Start of Extracted information

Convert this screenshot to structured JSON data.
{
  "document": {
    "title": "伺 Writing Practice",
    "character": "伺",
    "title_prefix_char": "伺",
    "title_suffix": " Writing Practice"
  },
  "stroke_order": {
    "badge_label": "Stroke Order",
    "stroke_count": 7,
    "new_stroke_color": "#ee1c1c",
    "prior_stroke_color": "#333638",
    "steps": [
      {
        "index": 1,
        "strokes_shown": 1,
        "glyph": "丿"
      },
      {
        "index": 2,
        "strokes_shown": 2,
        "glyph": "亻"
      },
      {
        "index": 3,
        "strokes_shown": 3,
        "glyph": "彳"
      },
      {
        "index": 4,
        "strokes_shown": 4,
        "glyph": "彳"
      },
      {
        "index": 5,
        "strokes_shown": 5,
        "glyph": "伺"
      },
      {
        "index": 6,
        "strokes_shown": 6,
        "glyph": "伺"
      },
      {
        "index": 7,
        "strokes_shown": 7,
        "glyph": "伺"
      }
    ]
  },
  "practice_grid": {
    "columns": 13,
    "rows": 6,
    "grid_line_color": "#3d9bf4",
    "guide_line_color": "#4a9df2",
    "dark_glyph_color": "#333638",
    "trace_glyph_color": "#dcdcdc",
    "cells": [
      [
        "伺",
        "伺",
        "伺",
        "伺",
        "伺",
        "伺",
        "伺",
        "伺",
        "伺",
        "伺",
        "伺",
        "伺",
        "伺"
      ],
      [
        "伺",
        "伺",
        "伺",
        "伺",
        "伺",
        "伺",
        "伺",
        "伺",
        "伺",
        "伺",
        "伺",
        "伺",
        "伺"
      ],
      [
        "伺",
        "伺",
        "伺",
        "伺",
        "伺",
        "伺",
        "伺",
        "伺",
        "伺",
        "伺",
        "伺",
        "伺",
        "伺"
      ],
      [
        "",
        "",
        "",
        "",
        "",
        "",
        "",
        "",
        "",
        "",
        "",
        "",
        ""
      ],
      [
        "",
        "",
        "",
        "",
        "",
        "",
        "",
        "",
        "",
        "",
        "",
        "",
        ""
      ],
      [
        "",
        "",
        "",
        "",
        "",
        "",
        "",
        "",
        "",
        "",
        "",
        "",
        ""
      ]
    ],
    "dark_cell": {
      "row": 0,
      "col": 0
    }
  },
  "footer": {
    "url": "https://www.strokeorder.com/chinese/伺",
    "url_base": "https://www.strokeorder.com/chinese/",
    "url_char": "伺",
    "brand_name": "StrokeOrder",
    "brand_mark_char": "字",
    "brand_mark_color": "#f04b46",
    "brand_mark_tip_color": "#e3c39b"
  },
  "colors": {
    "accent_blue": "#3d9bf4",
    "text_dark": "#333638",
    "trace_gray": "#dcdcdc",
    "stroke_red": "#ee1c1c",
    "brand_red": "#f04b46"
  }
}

End of Extracted information

* **Goal of the exercise**: All of the material must be reproduced exactly.

* **Written reply**:
Convert this screenshot to structured JSON data.
{
  "document": {
    "title": "伺 Writing Practice",
    "character": "伺",
    "title_prefix_char": "伺",
    "title_suffix": " Writing Practice"
  },
  "stroke_order": {
    "badge_label": "Stroke Order",
    "stroke_count": 7,
    "new_stroke_color": "#ee1c1c",
    "prior_stroke_color": "#333638",
    "steps": [
      {
        "index": 1,
        "strokes_shown": 1,
        "glyph": "丿"
      },
      {
        "index": 2,
        "strokes_shown": 2,
        "glyph": "亻"
      },
      {
        "index": 3,
        "strokes_shown": 3,
        "glyph": "彳"
      },
      {
        "index": 4,
        "strokes_shown": 4,
        "glyph": "彳"
      },
      {
        "index": 5,
        "strokes_shown": 5,
        "glyph": "伺"
      },
      {
        "index": 6,
        "strokes_shown": 6,
        "glyph": "伺"
      },
      {
        "index": 7,
        "strokes_shown": 7,
        "glyph": "伺"
      }
    ]
  },
  "practice_grid": {
    "columns": 13,
    "rows": 6,
    "grid_line_color": "#3d9bf4",
    "guide_line_color": "#4a9df2",
    "dark_glyph_color": "#333638",
    "trace_glyph_color": "#dcdcdc",
    "cells": [
      [
        "伺",
        "伺",
        "伺",
        "伺",
        "伺",
        "伺",
        "伺",
        "伺",
        "伺",
        "伺",
        "伺",
        "伺",
        "伺"
      ],
      [
        "伺",
        "伺",
        "伺",
        "伺",
        "伺",
        "伺",
        "伺",
        "伺",
        "伺",
        "伺",
        "伺",
        "伺",
        "伺"
      ],
      [
        "伺",
        "伺",
        "伺",
        "伺",
        "伺",
        "伺",
        "伺",
        "伺",
        "伺",
        "伺",
        "伺",
        "伺",
        "伺"
      ],
      [
        "",
        "",
        "",
        "",
        "",
        "",
        "",
        "",
        "",
        "",
        "",
        "",
        ""
      ],
      [
        "",
        "",
        "",
        "",
        "",
        "",
        "",
        "",
        "",
        "",
        "",
        "",
        ""
      ],
      [
        "",
        "",
        "",
        "",
        "",
        "",
        "",
        "",
        "",
        "",
        "",
        "",
        ""
      ]
    ],
    "dark_cell": {
      "row": 0,
      "col": 0
    }
  },
  "footer": {
    "url": "https://www.strokeorder.com/chinese/伺",
    "url_base": "https://www.strokeorder.com/chinese/",
    "url_char": "伺",
    "brand_name": "StrokeOrder",
    "brand_mark_char": "字",
    "brand_mark_color": "#f04b46",
    "brand_mark_tip_color": "#e3c39b"
  },
  "colors": {
    "accent_blue": "#3d9bf4",
    "text_dark": "#333638",
    "trace_gray": "#dcdcdc",
    "stroke_red": "#ee1c1c",
    "brand_red": "#f04b46"
  }
}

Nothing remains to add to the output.